Stated problem:
Look through the data and write out every line with the word "name" in it.

* START *

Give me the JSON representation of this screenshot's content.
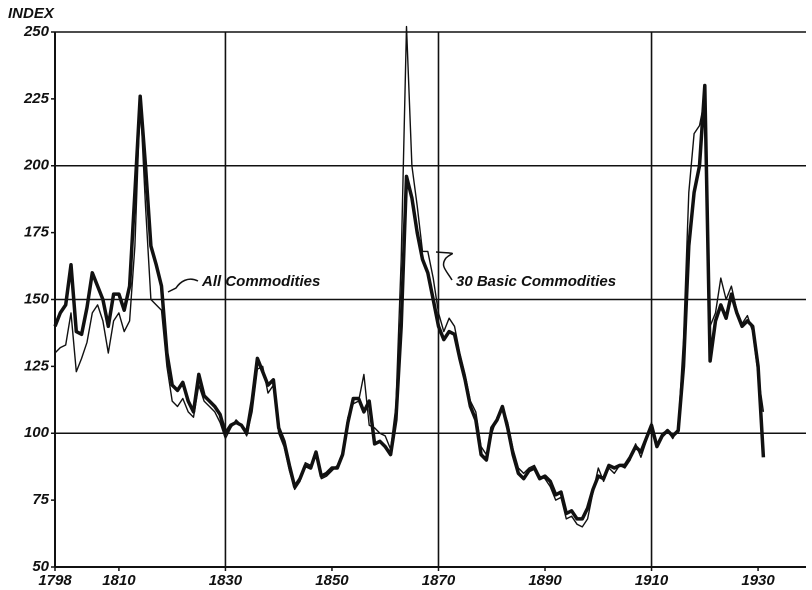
{
  "chart_data": {
    "type": "line",
    "ylabel": "INDEX",
    "annotations": [
      "All Commodities",
      "30 Basic Commodities"
    ],
    "x": [
      1798,
      1799,
      1800,
      1801,
      1802,
      1803,
      1804,
      1805,
      1806,
      1807,
      1808,
      1809,
      1810,
      1811,
      1812,
      1813,
      1814,
      1815,
      1816,
      1817,
      1818,
      1819,
      1820,
      1821,
      1822,
      1823,
      1824,
      1825,
      1826,
      1827,
      1828,
      1829,
      1830,
      1831,
      1832,
      1833,
      1834,
      1835,
      1836,
      1837,
      1838,
      1839,
      1840,
      1841,
      1842,
      1843,
      1844,
      1845,
      1846,
      1847,
      1848,
      1849,
      1850,
      1851,
      1852,
      1853,
      1854,
      1855,
      1856,
      1857,
      1858,
      1859,
      1860,
      1861,
      1862,
      1863,
      1864,
      1865,
      1866,
      1867,
      1868,
      1869,
      1870,
      1871,
      1872,
      1873,
      1874,
      1875,
      1876,
      1877,
      1878,
      1879,
      1880,
      1881,
      1882,
      1883,
      1884,
      1885,
      1886,
      1887,
      1888,
      1889,
      1890,
      1891,
      1892,
      1893,
      1894,
      1895,
      1896,
      1897,
      1898,
      1899,
      1900,
      1901,
      1902,
      1903,
      1904,
      1905,
      1906,
      1907,
      1908,
      1909,
      1910,
      1911,
      1912,
      1913,
      1914,
      1915,
      1916,
      1917,
      1918,
      1919,
      1920,
      1921,
      1922,
      1923,
      1924,
      1925,
      1926,
      1927,
      1928,
      1929,
      1930,
      1931
    ],
    "series": [
      {
        "name": "All Commodities",
        "color": "#111111",
        "width": 3.5,
        "values": [
          140,
          145,
          148,
          163,
          138,
          137,
          147,
          160,
          155,
          150,
          140,
          152,
          152,
          146,
          155,
          190,
          226,
          200,
          170,
          163,
          155,
          130,
          118,
          116,
          119,
          112,
          108,
          122,
          114,
          112,
          110,
          107,
          100,
          103,
          104,
          103,
          100,
          112,
          128,
          123,
          118,
          120,
          102,
          97,
          88,
          80,
          83,
          88,
          87,
          93,
          84,
          85,
          87,
          87,
          92,
          104,
          113,
          113,
          108,
          112,
          96,
          97,
          95,
          92,
          105,
          140,
          196,
          188,
          175,
          165,
          160,
          150,
          140,
          135,
          138,
          137,
          128,
          120,
          110,
          105,
          92,
          90,
          102,
          105,
          110,
          102,
          92,
          85,
          83,
          86,
          87,
          83,
          84,
          82,
          77,
          78,
          70,
          71,
          68,
          68,
          72,
          79,
          84,
          83,
          88,
          87,
          88,
          88,
          91,
          95,
          93,
          98,
          103,
          95,
          99,
          101,
          99,
          101,
          125,
          170,
          190,
          200,
          230,
          127,
          142,
          148,
          143,
          152,
          145,
          140,
          142,
          140,
          125,
          91
        ]
      },
      {
        "name": "30 Basic Commodities",
        "color": "#111111",
        "width": 1.4,
        "values": [
          130,
          132,
          133,
          145,
          123,
          128,
          134,
          145,
          148,
          142,
          130,
          142,
          145,
          138,
          142,
          170,
          225,
          185,
          150,
          148,
          146,
          125,
          112,
          110,
          113,
          108,
          106,
          118,
          112,
          110,
          108,
          104,
          98,
          102,
          105,
          103,
          99,
          108,
          124,
          125,
          115,
          118,
          100,
          95,
          86,
          79,
          82,
          89,
          88,
          92,
          83,
          84,
          86,
          88,
          93,
          106,
          111,
          112,
          122,
          103,
          102,
          100,
          99,
          94,
          110,
          165,
          252,
          200,
          185,
          168,
          168,
          158,
          145,
          138,
          143,
          140,
          130,
          122,
          112,
          108,
          95,
          92,
          100,
          106,
          110,
          104,
          94,
          87,
          85,
          87,
          88,
          84,
          83,
          80,
          75,
          76,
          68,
          69,
          66,
          65,
          68,
          78,
          87,
          82,
          87,
          85,
          88,
          87,
          90,
          96,
          91,
          97,
          104,
          96,
          100,
          101,
          98,
          102,
          135,
          190,
          212,
          215,
          225,
          140,
          145,
          158,
          150,
          155,
          146,
          141,
          144,
          138,
          122,
          108
        ]
      }
    ],
    "xlim": [
      1798,
      1939
    ],
    "xticks": [
      1798,
      1810,
      1830,
      1850,
      1870,
      1890,
      1910,
      1930
    ],
    "xgrid": [
      1830,
      1870,
      1910
    ],
    "ylim": [
      50,
      250
    ],
    "yticks": [
      50,
      75,
      100,
      125,
      150,
      175,
      200,
      225,
      250
    ],
    "ygrid": [
      100,
      150,
      200
    ],
    "grid": true
  }
}
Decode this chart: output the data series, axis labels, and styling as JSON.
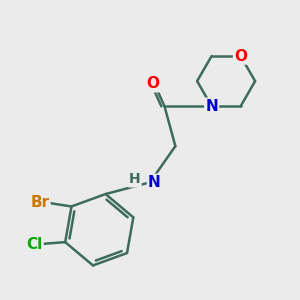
{
  "background_color": "#ebebeb",
  "bond_color": "#3d6b5e",
  "bond_width": 1.8,
  "atom_colors": {
    "O": "#ff0000",
    "N": "#0000cc",
    "Br": "#cc7700",
    "Cl": "#00aa00",
    "H": "#3d6b5e",
    "C": "#3d6b5e"
  },
  "font_size": 11,
  "fig_size": [
    3.0,
    3.0
  ],
  "dpi": 100
}
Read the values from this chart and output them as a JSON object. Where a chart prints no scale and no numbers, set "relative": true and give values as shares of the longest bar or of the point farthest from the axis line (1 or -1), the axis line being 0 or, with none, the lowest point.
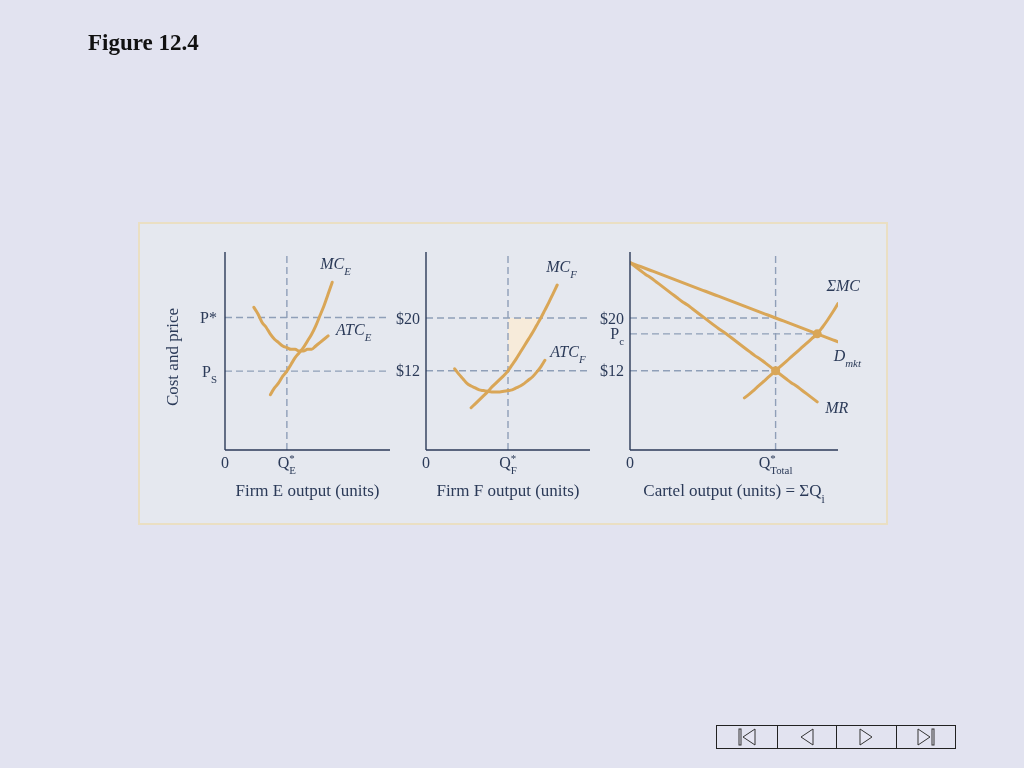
{
  "chart_data": [
    {
      "type": "line",
      "title": "Figure 12.4",
      "xlabel": "Firm E output (units)",
      "ylabel": "Cost and price",
      "relative": true,
      "marker": "none",
      "categories": [
        "0",
        null,
        null,
        null,
        null,
        null,
        null,
        null,
        null,
        null,
        null,
        null,
        null,
        null,
        null,
        "Q$^{*}$$_{E}$",
        null,
        null,
        null,
        null,
        null,
        null,
        null,
        null,
        null,
        null,
        null,
        null,
        null,
        null,
        null,
        null,
        null,
        null,
        null,
        null,
        null,
        null,
        null,
        null,
        null
      ],
      "ref_lines": [
        {
          "axis": "y",
          "value": 0.79,
          "label": "P*",
          "color": "#8f9fb8",
          "line_style": "dashed"
        },
        {
          "axis": "y",
          "value": 0.47,
          "label": "P$_{S}$",
          "color": "#8f9fb8",
          "line_style": "dashed"
        },
        {
          "axis": "x",
          "value": "Q$^{*}$$_{E}$",
          "color": "#8f9fb8",
          "line_style": "dashed"
        }
      ],
      "series": [
        {
          "name": "MC$_{E}$",
          "color": "#d9a657",
          "values": [
            null,
            null,
            null,
            null,
            null,
            null,
            null,
            null,
            null,
            null,
            null,
            0.33,
            0.37,
            0.4,
            0.44,
            0.47,
            0.51,
            0.55,
            0.58,
            0.61,
            0.65,
            0.69,
            0.74,
            0.8,
            0.86,
            0.93,
            1,
            null,
            null,
            null,
            null,
            null,
            null,
            null,
            null,
            null,
            null,
            null,
            null,
            null,
            null
          ]
        },
        {
          "name": "ATC$_{E}$",
          "color": "#d9a657",
          "values": [
            null,
            null,
            null,
            null,
            null,
            null,
            null,
            0.85,
            0.81,
            0.76,
            0.73,
            0.69,
            0.66,
            0.64,
            0.62,
            0.61,
            0.6,
            0.6,
            0.59,
            0.59,
            0.6,
            0.6,
            0.62,
            0.64,
            0.66,
            0.68,
            null,
            null,
            null,
            null,
            null,
            null,
            null,
            null,
            null,
            null,
            null,
            null,
            null,
            null,
            null
          ]
        }
      ]
    },
    {
      "type": "line",
      "xlabel": "Firm F output (units)",
      "ylim": [
        0,
        30
      ],
      "yticks": [
        {
          "value": 20,
          "label": "$20"
        },
        {
          "value": 12,
          "label": "$12"
        }
      ],
      "marker": "none",
      "categories": [
        "0",
        null,
        null,
        null,
        null,
        null,
        null,
        null,
        null,
        null,
        null,
        null,
        null,
        null,
        null,
        null,
        null,
        null,
        null,
        null,
        "Q$^{*}$$_{F}$",
        null,
        null,
        null,
        null,
        null,
        null,
        null,
        null,
        null,
        null,
        null,
        null,
        null,
        null,
        null,
        null,
        null,
        null,
        null,
        null
      ],
      "ref_lines": [
        {
          "axis": "y",
          "value": 20,
          "color": "#8f9fb8",
          "line_style": "dashed"
        },
        {
          "axis": "y",
          "value": 12,
          "color": "#8f9fb8",
          "line_style": "dashed"
        },
        {
          "axis": "x",
          "value": "Q$^{*}$$_{F}$",
          "color": "#8f9fb8",
          "line_style": "dashed"
        }
      ],
      "series": [
        {
          "name": "MC$_{F}$",
          "color": "#d9a657",
          "values": [
            null,
            null,
            null,
            null,
            null,
            null,
            null,
            null,
            null,
            null,
            null,
            6.4,
            7,
            7.6,
            8.2,
            8.8,
            9.5,
            10.1,
            10.7,
            11.3,
            12,
            12.9,
            13.8,
            14.8,
            15.8,
            16.8,
            17.8,
            18.9,
            20,
            21.2,
            22.4,
            23.7,
            25,
            null,
            null,
            null,
            null,
            null,
            null,
            null,
            null
          ],
          "lower": [
            null,
            null,
            null,
            null,
            null,
            null,
            null,
            null,
            null,
            null,
            null,
            null,
            null,
            null,
            null,
            null,
            null,
            null,
            null,
            null,
            12,
            12.9,
            13.8,
            14.8,
            15.8,
            16.8,
            17.8,
            18.9,
            20,
            null,
            null,
            null,
            null,
            null,
            null,
            null,
            null,
            null,
            null,
            null,
            null
          ],
          "upper": [
            null,
            null,
            null,
            null,
            null,
            null,
            null,
            null,
            null,
            null,
            null,
            null,
            null,
            null,
            null,
            null,
            null,
            null,
            null,
            null,
            20,
            20,
            20,
            20,
            20,
            20,
            20,
            20,
            20,
            null,
            null,
            null,
            null,
            null,
            null,
            null,
            null,
            null,
            null,
            null,
            null
          ]
        },
        {
          "name": "ATC$_{F}$",
          "color": "#d9a657",
          "values": [
            null,
            null,
            null,
            null,
            null,
            null,
            null,
            12.3,
            11.5,
            10.8,
            10.1,
            9.7,
            9.4,
            9.1,
            9,
            8.9,
            8.8,
            8.8,
            8.8,
            8.9,
            9,
            9.1,
            9.4,
            9.7,
            10.1,
            10.6,
            11.1,
            11.8,
            12.6,
            13.6,
            null,
            null,
            null,
            null,
            null,
            null,
            null,
            null,
            null,
            null,
            null
          ]
        }
      ]
    },
    {
      "type": "line",
      "xlabel": "Cartel output (units) = ΣQ$_{i}$",
      "ylim": [
        0,
        30
      ],
      "yticks": [
        {
          "value": 20,
          "label": "$20"
        },
        {
          "value": 17.6,
          "label": "P$_{c}$"
        },
        {
          "value": 12,
          "label": "$12"
        }
      ],
      "marker": "none",
      "categories": [
        "0",
        null,
        null,
        null,
        null,
        null,
        null,
        null,
        null,
        null,
        null,
        null,
        null,
        null,
        null,
        null,
        null,
        null,
        null,
        null,
        null,
        null,
        null,
        null,
        null,
        null,
        null,
        null,
        "Q$^{*}$$_{Total}$",
        null,
        null,
        null,
        null,
        null,
        null,
        null,
        null,
        null,
        null,
        null,
        null
      ],
      "ref_lines": [
        {
          "axis": "x",
          "value": "Q$^{*}$$_{Total}$",
          "color": "#8f9fb8",
          "line_style": "dashed"
        }
      ],
      "series": [
        {
          "color": "#8f9fb8",
          "line_style": "dashed",
          "values": [
            20,
            20,
            20,
            20,
            20,
            20,
            20,
            20,
            20,
            20,
            20,
            20,
            20,
            20,
            20,
            20,
            20,
            20,
            20,
            20,
            20,
            20,
            20,
            20,
            20,
            20,
            20,
            20,
            20,
            null,
            null,
            null,
            null,
            null,
            null,
            null,
            null,
            null,
            null,
            null,
            null
          ]
        },
        {
          "color": "#8f9fb8",
          "line_style": "dashed",
          "values": [
            17.6,
            17.6,
            17.6,
            17.6,
            17.6,
            17.6,
            17.6,
            17.6,
            17.6,
            17.6,
            17.6,
            17.6,
            17.6,
            17.6,
            17.6,
            17.6,
            17.6,
            17.6,
            17.6,
            17.6,
            17.6,
            17.6,
            17.6,
            17.6,
            17.6,
            17.6,
            17.6,
            17.6,
            17.6,
            17.6,
            17.6,
            17.6,
            17.6,
            17.6,
            17.6,
            17.6,
            17.6,
            null,
            null,
            null,
            null
          ]
        },
        {
          "color": "#8f9fb8",
          "line_style": "dashed",
          "values": [
            12,
            12,
            12,
            12,
            12,
            12,
            12,
            12,
            12,
            12,
            12,
            12,
            12,
            12,
            12,
            12,
            12,
            12,
            12,
            12,
            12,
            12,
            12,
            12,
            12,
            12,
            12,
            12,
            12,
            null,
            null,
            null,
            null,
            null,
            null,
            null,
            null,
            null,
            null,
            null,
            null
          ]
        },
        {
          "name": "ΣMC",
          "color": "#d9a657",
          "values": [
            null,
            null,
            null,
            null,
            null,
            null,
            null,
            null,
            null,
            null,
            null,
            null,
            null,
            null,
            null,
            null,
            null,
            null,
            null,
            null,
            null,
            null,
            7.9,
            8.5,
            9.2,
            9.9,
            10.6,
            11.3,
            12,
            12.7,
            13.4,
            14.1,
            14.8,
            15.5,
            16.2,
            16.9,
            17.6,
            18.6,
            19.7,
            20.9,
            22.2
          ]
        },
        {
          "name": "D$_{mkt}$",
          "color": "#d9a657",
          "values": [
            28.4,
            28.1,
            27.8,
            27.5,
            27.2,
            26.9,
            26.6,
            26.3,
            26,
            25.7,
            25.4,
            25.1,
            24.8,
            24.5,
            24.2,
            23.9,
            23.6,
            23.3,
            23,
            22.7,
            22.4,
            22.1,
            21.8,
            21.5,
            21.2,
            20.9,
            20.6,
            20.3,
            20,
            19.7,
            19.4,
            19.1,
            18.8,
            18.5,
            18.2,
            17.9,
            17.6,
            17.3,
            17,
            16.7,
            16.4
          ]
        },
        {
          "name": "MR",
          "color": "#d9a657",
          "values": [
            28.4,
            27.8,
            27.2,
            26.6,
            26.1,
            25.5,
            24.9,
            24.3,
            23.7,
            23.1,
            22.5,
            22,
            21.4,
            20.8,
            20.2,
            19.6,
            19,
            18.4,
            17.9,
            17.3,
            16.7,
            16.1,
            15.5,
            14.9,
            14.3,
            13.8,
            13.2,
            12.6,
            12,
            11.4,
            10.8,
            10.2,
            9.7,
            9.1,
            8.5,
            7.9,
            7.3,
            null,
            null,
            null,
            null
          ]
        },
        {
          "type": "scatter",
          "color": "#d9a657",
          "marker": "circle",
          "values": [
            null,
            null,
            null,
            null,
            null,
            null,
            null,
            null,
            null,
            null,
            null,
            null,
            null,
            null,
            null,
            null,
            null,
            null,
            null,
            null,
            null,
            null,
            null,
            null,
            null,
            null,
            null,
            null,
            12,
            null,
            null,
            null,
            null,
            null,
            null,
            null,
            17.6,
            null,
            null,
            null,
            null
          ]
        }
      ]
    }
  ]
}
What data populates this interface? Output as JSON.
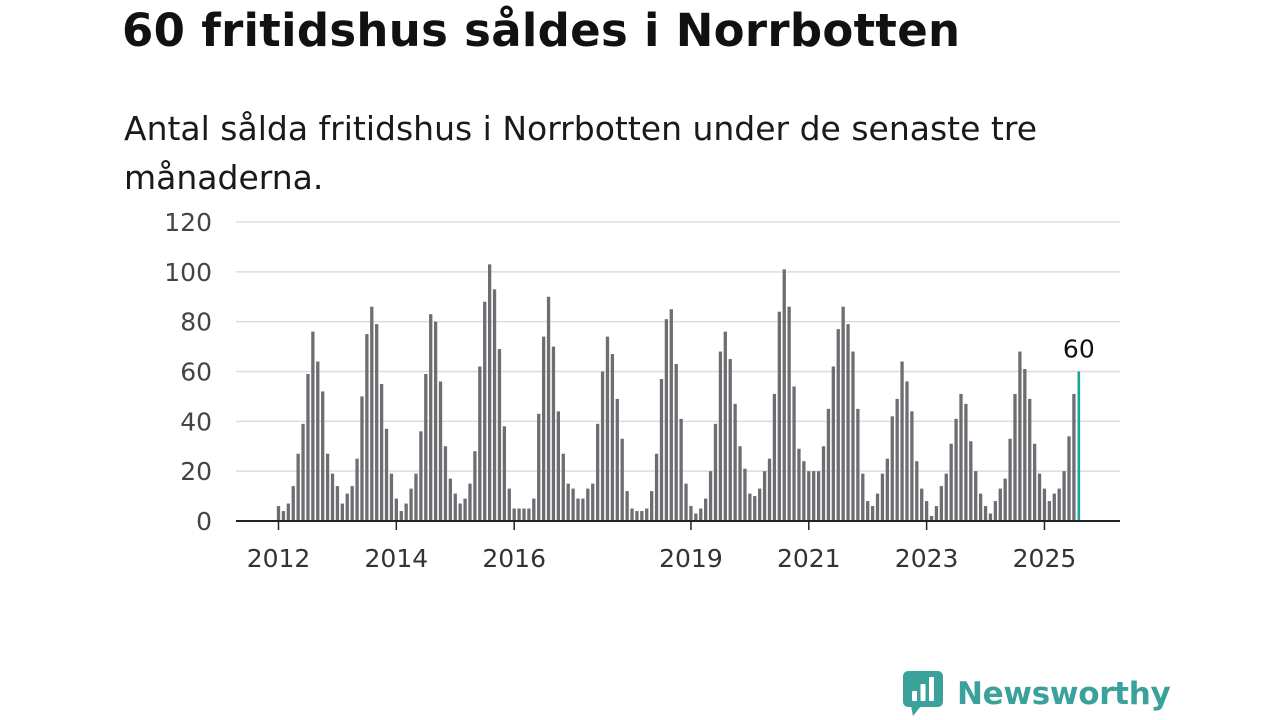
{
  "header": {
    "title": "60 fritidshus såldes i Norrbotten",
    "subtitle": "Antal sålda fritidshus i Norrbotten under de senaste tre månaderna."
  },
  "brand": {
    "name": "Newsworthy",
    "color": "#3aa29b"
  },
  "colors": {
    "bar": "#6e6d72",
    "highlight": "#1aa39b",
    "grid": "#dddddd",
    "axis": "#222222"
  },
  "chart_data": {
    "type": "bar",
    "title": "60 fritidshus såldes i Norrbotten",
    "subtitle": "Antal sålda fritidshus i Norrbotten under de senaste tre månaderna.",
    "xlabel": "",
    "ylabel": "",
    "ylim": [
      0,
      120
    ],
    "yticks": [
      0,
      20,
      40,
      60,
      80,
      100,
      120
    ],
    "grid": true,
    "x_start": "2012-01",
    "x_tick_labels": [
      {
        "label": "2012",
        "month_index": 0
      },
      {
        "label": "2014",
        "month_index": 24
      },
      {
        "label": "2016",
        "month_index": 48
      },
      {
        "label": "2019",
        "month_index": 84
      },
      {
        "label": "2021",
        "month_index": 108
      },
      {
        "label": "2023",
        "month_index": 132
      },
      {
        "label": "2025",
        "month_index": 156
      }
    ],
    "values": [
      6,
      4,
      7,
      14,
      27,
      39,
      59,
      76,
      64,
      52,
      27,
      19,
      14,
      7,
      11,
      14,
      25,
      50,
      75,
      86,
      79,
      55,
      37,
      19,
      9,
      4,
      7,
      13,
      19,
      36,
      59,
      83,
      80,
      56,
      30,
      17,
      11,
      7,
      9,
      15,
      28,
      62,
      88,
      103,
      93,
      69,
      38,
      13,
      5,
      5,
      5,
      5,
      9,
      43,
      74,
      90,
      70,
      44,
      27,
      15,
      13,
      9,
      9,
      13,
      15,
      39,
      60,
      74,
      67,
      49,
      33,
      12,
      5,
      4,
      4,
      5,
      12,
      27,
      57,
      81,
      85,
      63,
      41,
      15,
      6,
      3,
      5,
      9,
      20,
      39,
      68,
      76,
      65,
      47,
      30,
      21,
      11,
      10,
      13,
      20,
      25,
      51,
      84,
      101,
      86,
      54,
      29,
      24,
      20,
      20,
      20,
      30,
      45,
      62,
      77,
      86,
      79,
      68,
      45,
      19,
      8,
      6,
      11,
      19,
      25,
      42,
      49,
      64,
      56,
      44,
      24,
      13,
      8,
      2,
      6,
      14,
      19,
      31,
      41,
      51,
      47,
      32,
      20,
      11,
      6,
      3,
      8,
      13,
      17,
      33,
      51,
      68,
      61,
      49,
      31,
      19,
      13,
      8,
      11,
      13,
      20,
      34,
      51,
      60
    ],
    "highlight": {
      "index": 163,
      "value": 60,
      "label": "60"
    }
  }
}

* END *

Full solution:
        "name": "All Commodities",
        "name": "30 Basic Commodities",
          "name": "MC$_{E}$",
          "name": "ATC$_{E}$",
          "name": "MC$_{F}$",
          "name": "ATC$_{F}$",
          "name": "ΣMC",
          "name": "D$_{mkt}$",
          "name": "MR",
    "name": "Newsworthy",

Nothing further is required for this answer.